GIVEN PROBLEM: Check every line of the entries for "JSON", and copy the lines that hold it.

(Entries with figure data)
☆ ☆ ☆ ☆ ☆ ☆ ☆

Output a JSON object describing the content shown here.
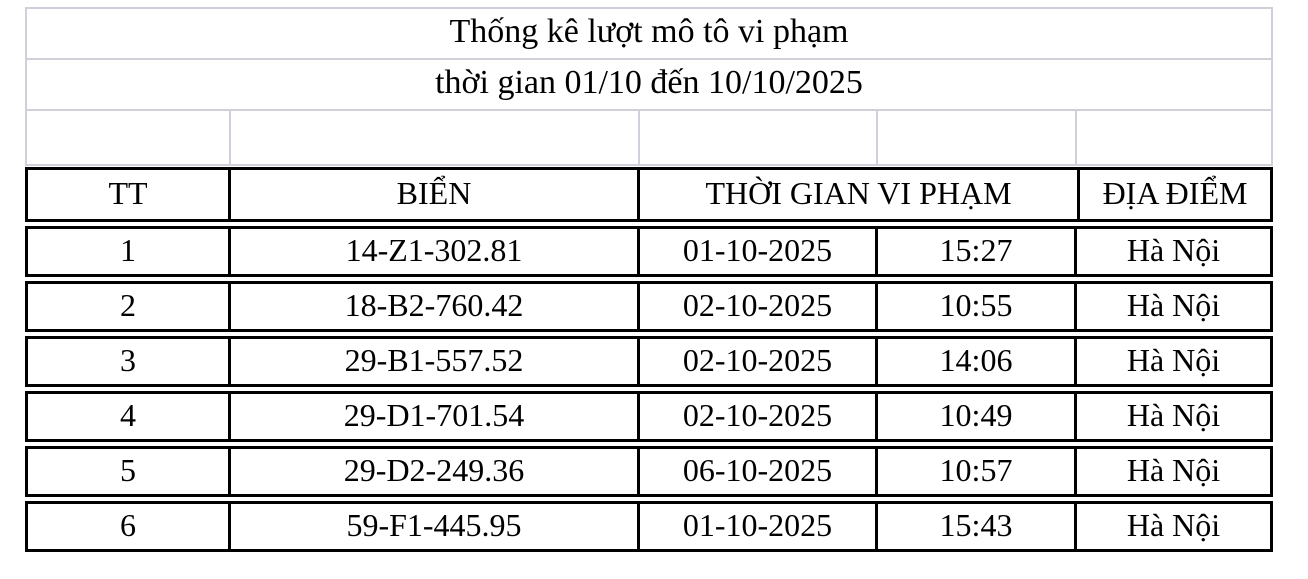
{
  "title": "Thống kê lượt mô tô vi phạm",
  "subtitle": "thời gian 01/10 đến 10/10/2025",
  "table": {
    "headers": {
      "tt": "TT",
      "bien": "BIỂN",
      "thoi_gian": "THỜI GIAN VI PHẠM",
      "dia_diem": "ĐỊA ĐIỂM"
    },
    "rows": [
      {
        "tt": "1",
        "bien": "14-Z1-302.81",
        "date": "01-10-2025",
        "time": "15:27",
        "location": "Hà Nội"
      },
      {
        "tt": "2",
        "bien": "18-B2-760.42",
        "date": "02-10-2025",
        "time": "10:55",
        "location": "Hà Nội"
      },
      {
        "tt": "3",
        "bien": "29-B1-557.52",
        "date": "02-10-2025",
        "time": "14:06",
        "location": "Hà Nội"
      },
      {
        "tt": "4",
        "bien": "29-D1-701.54",
        "date": "02-10-2025",
        "time": "10:49",
        "location": "Hà Nội"
      },
      {
        "tt": "5",
        "bien": "29-D2-249.36",
        "date": "06-10-2025",
        "time": "10:57",
        "location": "Hà Nội"
      },
      {
        "tt": "6",
        "bien": "59-F1-445.95",
        "date": "01-10-2025",
        "time": "15:43",
        "location": "Hà Nội"
      }
    ]
  },
  "colors": {
    "thick_border": "#000000",
    "thin_border": "#cfd0d9",
    "background": "#ffffff",
    "text": "#000000"
  }
}
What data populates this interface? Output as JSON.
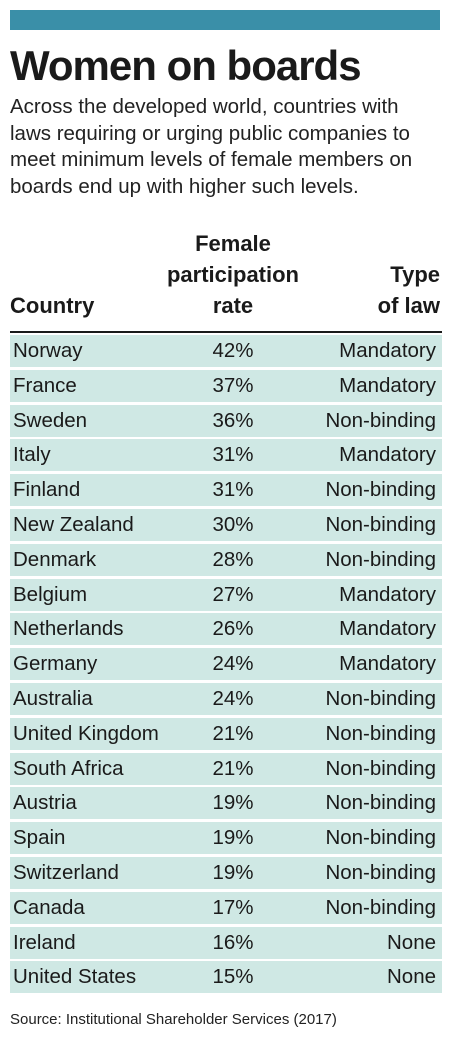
{
  "header": {
    "title": "Women on boards",
    "subtitle": "Across the developed world, countries with laws requiring or urging public companies to meet minimum levels of female members on boards end up with higher such levels."
  },
  "columns": {
    "country": "Country",
    "rate_line1": "Female",
    "rate_line2": "participation",
    "rate_line3": "rate",
    "law_line1": "Type",
    "law_line2": "of law"
  },
  "colors": {
    "accent_bar": "#3a8fa8",
    "row_fill": "#cfe8e4"
  },
  "chart_data": {
    "type": "table",
    "title": "Women on boards",
    "columns": [
      "Country",
      "Female participation rate",
      "Type of law"
    ],
    "rows": [
      {
        "country": "Norway",
        "rate": "42%",
        "law": "Mandatory"
      },
      {
        "country": "France",
        "rate": "37%",
        "law": "Mandatory"
      },
      {
        "country": "Sweden",
        "rate": "36%",
        "law": "Non-binding"
      },
      {
        "country": "Italy",
        "rate": "31%",
        "law": "Mandatory"
      },
      {
        "country": "Finland",
        "rate": "31%",
        "law": "Non-binding"
      },
      {
        "country": "New Zealand",
        "rate": "30%",
        "law": "Non-binding"
      },
      {
        "country": "Denmark",
        "rate": "28%",
        "law": "Non-binding"
      },
      {
        "country": "Belgium",
        "rate": "27%",
        "law": "Mandatory"
      },
      {
        "country": "Netherlands",
        "rate": "26%",
        "law": "Mandatory"
      },
      {
        "country": "Germany",
        "rate": "24%",
        "law": "Mandatory"
      },
      {
        "country": "Australia",
        "rate": "24%",
        "law": "Non-binding"
      },
      {
        "country": "United Kingdom",
        "rate": "21%",
        "law": "Non-binding"
      },
      {
        "country": "South Africa",
        "rate": "21%",
        "law": "Non-binding"
      },
      {
        "country": "Austria",
        "rate": "19%",
        "law": "Non-binding"
      },
      {
        "country": "Spain",
        "rate": "19%",
        "law": "Non-binding"
      },
      {
        "country": "Switzerland",
        "rate": "19%",
        "law": "Non-binding"
      },
      {
        "country": "Canada",
        "rate": "17%",
        "law": "Non-binding"
      },
      {
        "country": "Ireland",
        "rate": "16%",
        "law": "None"
      },
      {
        "country": "United States",
        "rate": "15%",
        "law": "None"
      }
    ]
  },
  "footer": {
    "source": "Source: Institutional Shareholder Services (2017)"
  }
}
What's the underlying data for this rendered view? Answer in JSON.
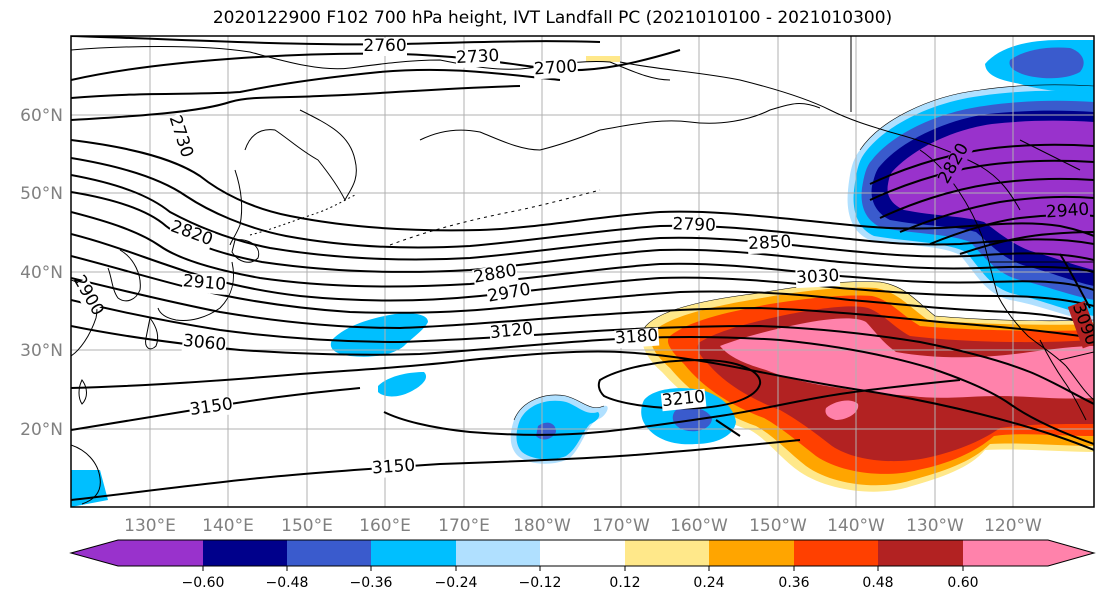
{
  "title": "2020122900 F102 700 hPa height, IVT Landfall PC (2021010100 - 2021010300)",
  "lat_labels": [
    "60°N",
    "50°N",
    "40°N",
    "30°N",
    "20°N"
  ],
  "lon_labels": [
    "130°E",
    "140°E",
    "150°E",
    "160°E",
    "170°E",
    "180°W",
    "170°W",
    "160°W",
    "150°W",
    "140°W",
    "130°W",
    "120°W"
  ],
  "contour_labels": [
    "2760",
    "2730",
    "2700",
    "2730",
    "2820",
    "2910",
    "2900",
    "3060",
    "3150",
    "3150",
    "2880",
    "2970",
    "3120",
    "3180",
    "3210",
    "2790",
    "2850",
    "3030",
    "2940",
    "3090",
    "2820"
  ],
  "colorbar": {
    "tick_labels": [
      "−0.60",
      "−0.48",
      "−0.36",
      "−0.24",
      "−0.12",
      "0.12",
      "0.24",
      "0.36",
      "0.48",
      "0.60"
    ],
    "colors": [
      "#9932cc",
      "#00008b",
      "#3a5bcd",
      "#00bfff",
      "#b0e0ff",
      "#ffffff",
      "#ffe88a",
      "#ffa500",
      "#ff4000",
      "#b22222",
      "#ff82ab"
    ]
  },
  "field_colors": {
    "purple": "#9932cc",
    "navy": "#00008b",
    "royal": "#3a5bcd",
    "cyan": "#00bfff",
    "lightblue": "#b0e0ff",
    "yellow": "#ffe88a",
    "orange": "#ffa500",
    "redorange": "#ff4000",
    "darkred": "#b22222",
    "pink": "#ff82ab"
  }
}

☆ ☆ ☆ ☆ ☆ ☆ ☆

SOLUTION:
Output a JSON object describing the content shown here.
What data populates this interface? Output as JSON.
What's the underlying data for this rendered view? Answer in JSON.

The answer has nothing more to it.